» DIRECTIONS FOR THIS TASK:
Look through the material below. Copy every line with the string "Latitude" in it.

--- START RECORDS SUPPLIED ---

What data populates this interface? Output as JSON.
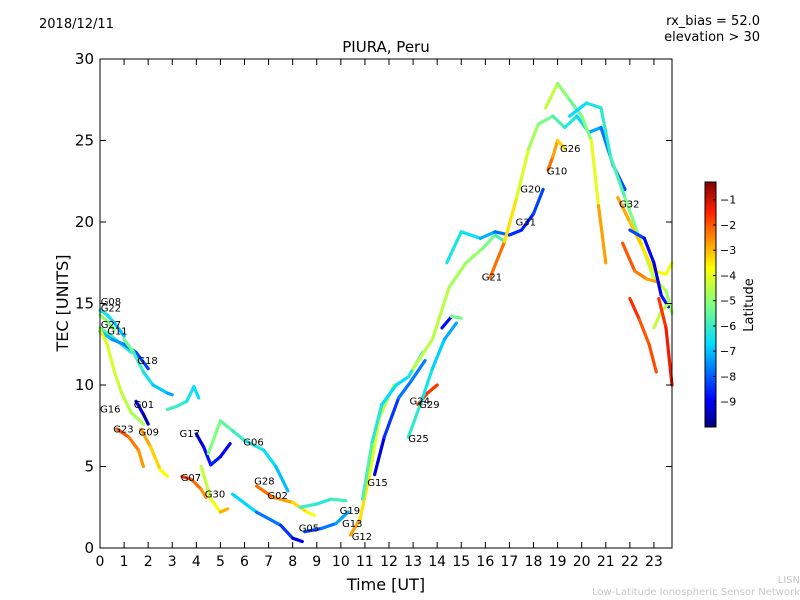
{
  "header": {
    "date": "2018/12/11",
    "bias": "rx_bias = 52.0",
    "elevation": "elevation > 30"
  },
  "footer": {
    "org_short": "LISN",
    "org_full": "Low-Latitude Ionospheric Sensor Network"
  },
  "chart_data": {
    "type": "scatter",
    "title": "PIURA, Peru",
    "xlabel": "Time [UT]",
    "ylabel": "TEC [UNITS]",
    "xlim": [
      0,
      23.75
    ],
    "ylim": [
      0,
      30
    ],
    "xticks": [
      0,
      1,
      2,
      3,
      4,
      5,
      6,
      7,
      8,
      9,
      10,
      11,
      12,
      13,
      14,
      15,
      16,
      17,
      18,
      19,
      20,
      21,
      22,
      23
    ],
    "yticks": [
      0,
      5,
      10,
      15,
      20,
      25,
      30
    ],
    "grid": false,
    "colorbar": {
      "label": "Latitude",
      "min": -10,
      "max": -0.3,
      "ticks": [
        -1,
        -2,
        -3,
        -4,
        -5,
        -6,
        -7,
        -8,
        -9
      ],
      "colors": [
        "#00007f",
        "#0000ff",
        "#007fff",
        "#00dcff",
        "#7fff7f",
        "#dcff00",
        "#ffc400",
        "#ff4d00",
        "#d40000",
        "#7f0000"
      ]
    },
    "series": [
      {
        "name": "G08",
        "label_at": [
          0.03,
          14.9
        ],
        "points": [
          [
            0.0,
            14.6,
            -6.2
          ],
          [
            0.3,
            14.3,
            -6.4
          ],
          [
            0.6,
            13.8,
            -6.8
          ],
          [
            1.0,
            13.0,
            -7.2
          ]
        ]
      },
      {
        "name": "G22",
        "label_at": [
          0.03,
          14.5
        ],
        "points": [
          [
            0.0,
            14.3,
            -4.8
          ],
          [
            0.3,
            13.9,
            -5.0
          ],
          [
            0.6,
            13.4,
            -5.3
          ]
        ]
      },
      {
        "name": "G27",
        "label_at": [
          0.03,
          13.5
        ],
        "points": [
          [
            0.0,
            13.5,
            -5.5
          ],
          [
            0.4,
            13.1,
            -5.8
          ],
          [
            0.8,
            12.6,
            -6.1
          ],
          [
            1.3,
            12.0,
            -6.5
          ]
        ]
      },
      {
        "name": "G11",
        "label_at": [
          0.3,
          13.1
        ],
        "points": [
          [
            0.0,
            13.3,
            -6.8
          ],
          [
            0.5,
            12.8,
            -7.2
          ],
          [
            1.0,
            12.5,
            -7.6
          ],
          [
            1.5,
            12.0,
            -8.0
          ],
          [
            2.0,
            11.0,
            -8.5
          ]
        ]
      },
      {
        "name": "G18",
        "label_at": [
          1.55,
          11.3
        ],
        "points": [
          [
            1.0,
            12.8,
            -5.0
          ],
          [
            1.4,
            12.0,
            -5.6
          ],
          [
            1.8,
            10.8,
            -6.2
          ],
          [
            2.2,
            10.0,
            -6.7
          ],
          [
            2.8,
            9.5,
            -7.1
          ],
          [
            3.0,
            9.4,
            -7.3
          ]
        ]
      },
      {
        "name": "G16",
        "label_at": [
          0.0,
          8.3
        ],
        "points": [
          [
            0.0,
            13.4,
            -4.0
          ],
          [
            0.3,
            12.5,
            -4.1
          ],
          [
            0.6,
            10.8,
            -4.2
          ],
          [
            0.9,
            9.5,
            -4.4
          ],
          [
            1.3,
            8.3,
            -4.6
          ],
          [
            1.8,
            7.6,
            -4.8
          ]
        ]
      },
      {
        "name": "G23",
        "label_at": [
          0.55,
          7.1
        ],
        "points": [
          [
            0.7,
            7.3,
            -1.8
          ],
          [
            1.2,
            6.8,
            -2.2
          ],
          [
            1.6,
            6.0,
            -2.5
          ],
          [
            1.8,
            5.0,
            -2.8
          ]
        ]
      },
      {
        "name": "G01",
        "label_at": [
          1.4,
          8.6
        ],
        "points": [
          [
            1.5,
            9.0,
            -9.0
          ],
          [
            1.8,
            8.2,
            -9.5
          ],
          [
            2.0,
            7.6,
            -9.8
          ]
        ]
      },
      {
        "name": "G09",
        "label_at": [
          1.6,
          6.9
        ],
        "points": [
          [
            1.7,
            7.3,
            -2.6
          ],
          [
            2.1,
            6.2,
            -3.0
          ],
          [
            2.5,
            4.8,
            -3.5
          ],
          [
            2.8,
            4.4,
            -3.8
          ]
        ]
      },
      {
        "name": "G17",
        "label_at": [
          3.3,
          6.8
        ],
        "points": [
          [
            2.8,
            8.5,
            -6.0
          ],
          [
            3.2,
            8.7,
            -5.8
          ],
          [
            3.6,
            9.0,
            -6.3
          ],
          [
            3.9,
            9.9,
            -6.5
          ],
          [
            4.1,
            9.2,
            -6.7
          ]
        ]
      },
      {
        "name": "G07",
        "label_at": [
          3.35,
          4.1
        ],
        "points": [
          [
            3.4,
            4.4,
            -1.5
          ],
          [
            3.8,
            4.2,
            -2.0
          ],
          [
            4.2,
            3.6,
            -2.4
          ],
          [
            4.4,
            3.1,
            -2.8
          ]
        ]
      },
      {
        "name": "G30",
        "label_at": [
          4.35,
          3.1
        ],
        "points": [
          [
            4.0,
            7.0,
            -9.5
          ],
          [
            4.3,
            6.2,
            -9.0
          ],
          [
            4.6,
            5.1,
            -8.6
          ],
          [
            5.0,
            5.6,
            -8.8
          ],
          [
            5.4,
            6.4,
            -9.2
          ]
        ]
      },
      {
        "name": "G06",
        "label_at": [
          5.95,
          6.3
        ],
        "points": [
          [
            4.5,
            5.8,
            -5.0
          ],
          [
            5.0,
            7.8,
            -5.3
          ],
          [
            5.5,
            7.2,
            -5.8
          ],
          [
            6.0,
            6.6,
            -6.2
          ],
          [
            6.8,
            6.0,
            -6.4
          ],
          [
            7.3,
            5.0,
            -6.8
          ],
          [
            7.8,
            3.5,
            -7.2
          ]
        ]
      },
      {
        "name": "G28",
        "label_at": [
          6.4,
          3.9
        ],
        "points": [
          [
            4.2,
            5.0,
            -4.2
          ],
          [
            4.6,
            3.0,
            -4.6
          ],
          [
            5.0,
            2.2,
            -3.0
          ],
          [
            5.3,
            2.4,
            -2.8
          ]
        ]
      },
      {
        "name": "G02",
        "label_at": [
          6.95,
          3.0
        ],
        "points": [
          [
            6.5,
            3.8,
            -2.0
          ],
          [
            7.2,
            3.1,
            -2.5
          ],
          [
            8.0,
            2.8,
            -3.0
          ],
          [
            8.6,
            2.2,
            -3.6
          ],
          [
            8.9,
            2.0,
            -4.0
          ]
        ]
      },
      {
        "name": "G05",
        "label_at": [
          8.25,
          1.0
        ],
        "points": [
          [
            5.5,
            3.3,
            -6.0
          ],
          [
            6.5,
            2.2,
            -7.5
          ],
          [
            7.5,
            1.4,
            -8.0
          ],
          [
            8.0,
            0.6,
            -8.8
          ],
          [
            8.4,
            0.4,
            -9.4
          ]
        ]
      },
      {
        "name": "G19",
        "label_at": [
          9.95,
          2.1
        ],
        "points": [
          [
            8.5,
            1.0,
            -8.5
          ],
          [
            9.2,
            1.2,
            -8.0
          ],
          [
            9.8,
            1.5,
            -7.5
          ],
          [
            10.3,
            2.2,
            -7.0
          ]
        ]
      },
      {
        "name": "G13",
        "label_at": [
          10.05,
          1.3
        ],
        "points": [
          [
            8.3,
            2.5,
            -5.5
          ],
          [
            9.0,
            2.7,
            -6.5
          ],
          [
            9.6,
            3.0,
            -6.0
          ],
          [
            10.2,
            2.9,
            -5.8
          ]
        ]
      },
      {
        "name": "G12",
        "label_at": [
          10.45,
          0.5
        ],
        "points": [
          [
            10.4,
            0.8,
            -2.5
          ],
          [
            10.8,
            1.8,
            -3.0
          ],
          [
            11.2,
            4.5,
            -3.8
          ],
          [
            11.6,
            8.0,
            -4.3
          ],
          [
            12.2,
            10.0,
            -4.8
          ]
        ]
      },
      {
        "name": "G15",
        "label_at": [
          11.1,
          3.8
        ],
        "points": [
          [
            10.9,
            3.0,
            -5.5
          ],
          [
            11.3,
            6.5,
            -6.0
          ],
          [
            11.7,
            8.8,
            -6.5
          ],
          [
            12.3,
            10.0,
            -6.8
          ],
          [
            12.8,
            10.5,
            -6.5
          ],
          [
            13.4,
            12.0,
            -6.0
          ]
        ]
      },
      {
        "name": "G24",
        "label_at": [
          12.85,
          8.8
        ],
        "points": [
          [
            11.4,
            4.5,
            -9.5
          ],
          [
            11.8,
            6.8,
            -8.8
          ],
          [
            12.4,
            9.2,
            -8.0
          ],
          [
            12.9,
            10.2,
            -7.5
          ],
          [
            13.5,
            11.5,
            -7.8
          ]
        ]
      },
      {
        "name": "G29",
        "label_at": [
          13.25,
          8.6
        ],
        "points": [
          [
            13.2,
            8.8,
            -1.8
          ],
          [
            13.6,
            9.5,
            -1.7
          ],
          [
            14.0,
            10.0,
            -1.6
          ]
        ]
      },
      {
        "name": "G25",
        "label_at": [
          12.8,
          6.5
        ],
        "points": [
          [
            12.8,
            6.8,
            -6.0
          ],
          [
            13.3,
            8.8,
            -6.2
          ],
          [
            13.8,
            11.0,
            -6.6
          ],
          [
            14.3,
            12.8,
            -7.0
          ],
          [
            14.8,
            13.8,
            -7.4
          ]
        ]
      },
      {
        "name": "G21",
        "label_at": [
          15.85,
          16.4
        ],
        "points": [
          [
            13.0,
            11.0,
            -4.5
          ],
          [
            13.8,
            12.8,
            -4.4
          ],
          [
            14.5,
            16.0,
            -4.6
          ],
          [
            15.2,
            17.5,
            -4.8
          ],
          [
            15.9,
            18.4,
            -5.0
          ],
          [
            16.4,
            19.2,
            -5.5
          ],
          [
            16.8,
            18.8,
            -6.0
          ]
        ]
      },
      {
        "name": "G31",
        "label_at": [
          17.25,
          19.8
        ],
        "points": [
          [
            14.4,
            17.5,
            -6.5
          ],
          [
            15.0,
            19.4,
            -6.2
          ],
          [
            15.8,
            19.0,
            -6.8
          ],
          [
            16.4,
            19.4,
            -7.5
          ],
          [
            17.0,
            19.2,
            -8.2
          ],
          [
            17.5,
            19.5,
            -8.8
          ],
          [
            18.0,
            20.5,
            -8.5
          ],
          [
            18.4,
            22.0,
            -8.0
          ]
        ]
      },
      {
        "name": "G20",
        "label_at": [
          17.45,
          21.8
        ],
        "points": [
          [
            16.2,
            16.6,
            -1.5
          ],
          [
            16.8,
            18.8,
            -3.0
          ],
          [
            17.3,
            21.5,
            -3.8
          ],
          [
            17.8,
            24.5,
            -4.5
          ],
          [
            18.2,
            26.0,
            -5.0
          ],
          [
            18.8,
            26.5,
            -5.5
          ],
          [
            19.3,
            25.8,
            -6.0
          ],
          [
            19.8,
            26.5,
            -6.5
          ],
          [
            20.3,
            25.5,
            -7.0
          ],
          [
            20.8,
            25.8,
            -7.5
          ],
          [
            21.3,
            23.5,
            -8.0
          ],
          [
            21.8,
            22.0,
            -8.4
          ]
        ]
      },
      {
        "name": "G10",
        "label_at": [
          18.55,
          22.9
        ],
        "points": [
          [
            18.6,
            23.2,
            -2.0
          ],
          [
            18.8,
            24.0,
            -2.5
          ],
          [
            19.0,
            25.0,
            -3.0
          ],
          [
            19.3,
            24.5,
            -3.5
          ]
        ]
      },
      {
        "name": "G26",
        "label_at": [
          19.1,
          24.3
        ],
        "points": [
          [
            18.5,
            27.0,
            -4.0
          ],
          [
            19.0,
            28.5,
            -4.8
          ],
          [
            19.5,
            27.5,
            -5.2
          ],
          [
            20.0,
            26.5,
            -5.6
          ],
          [
            20.4,
            25.0,
            -4.5
          ],
          [
            20.7,
            21.0,
            -3.5
          ],
          [
            21.0,
            17.5,
            -2.0
          ]
        ]
      },
      {
        "name": "G32",
        "label_at": [
          21.55,
          20.9
        ],
        "points": [
          [
            19.5,
            26.5,
            -6.8
          ],
          [
            20.2,
            27.3,
            -6.5
          ],
          [
            20.8,
            27.0,
            -6.2
          ],
          [
            21.2,
            24.0,
            -6.0
          ],
          [
            21.8,
            21.5,
            -5.5
          ],
          [
            22.4,
            19.0,
            -4.8
          ],
          [
            23.0,
            16.5,
            -4.2
          ],
          [
            23.5,
            15.8,
            -4.6
          ],
          [
            23.75,
            14.4,
            -5.0
          ]
        ]
      },
      {
        "name": "",
        "label_at": null,
        "points": [
          [
            21.5,
            21.5,
            -2.6
          ],
          [
            22.0,
            20.0,
            -3.0
          ],
          [
            22.5,
            18.5,
            -3.3
          ],
          [
            23.0,
            17.0,
            -3.6
          ],
          [
            23.5,
            16.8,
            -3.8
          ],
          [
            23.75,
            17.5,
            -3.9
          ]
        ]
      },
      {
        "name": "",
        "label_at": null,
        "points": [
          [
            21.7,
            18.7,
            -1.8
          ],
          [
            22.2,
            17.0,
            -2.2
          ],
          [
            22.7,
            16.5,
            -2.6
          ],
          [
            23.2,
            16.3,
            -2.9
          ]
        ]
      },
      {
        "name": "",
        "label_at": null,
        "points": [
          [
            22.0,
            15.3,
            -1.4
          ],
          [
            22.4,
            14.0,
            -1.8
          ],
          [
            22.8,
            12.5,
            -2.2
          ],
          [
            23.1,
            10.8,
            -1.6
          ]
        ]
      },
      {
        "name": "",
        "label_at": null,
        "points": [
          [
            22.0,
            19.5,
            -7.8
          ],
          [
            22.6,
            19.0,
            -8.6
          ],
          [
            23.0,
            17.5,
            -9.2
          ],
          [
            23.3,
            15.5,
            -9.0
          ],
          [
            23.6,
            14.8,
            -8.5
          ]
        ]
      },
      {
        "name": "",
        "label_at": null,
        "points": [
          [
            23.0,
            13.5,
            -4.3
          ],
          [
            23.3,
            14.5,
            -4.5
          ],
          [
            23.6,
            15.0,
            -4.7
          ]
        ]
      },
      {
        "name": "",
        "label_at": null,
        "points": [
          [
            23.2,
            15.3,
            -1.8
          ],
          [
            23.5,
            13.5,
            -1.5
          ],
          [
            23.75,
            10.0,
            -1.2
          ]
        ]
      },
      {
        "name": "",
        "label_at": null,
        "points": [
          [
            14.2,
            13.5,
            -8.6
          ],
          [
            14.6,
            14.2,
            -9.0
          ],
          [
            15.0,
            14.1,
            -1.6
          ]
        ]
      }
    ]
  }
}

--- END RECORDS SUPPLIED ---

» EXERCISE SOLUTION:
    "org_full": "Low-Latitude Ionospheric Sensor Network"
      "label": "Latitude",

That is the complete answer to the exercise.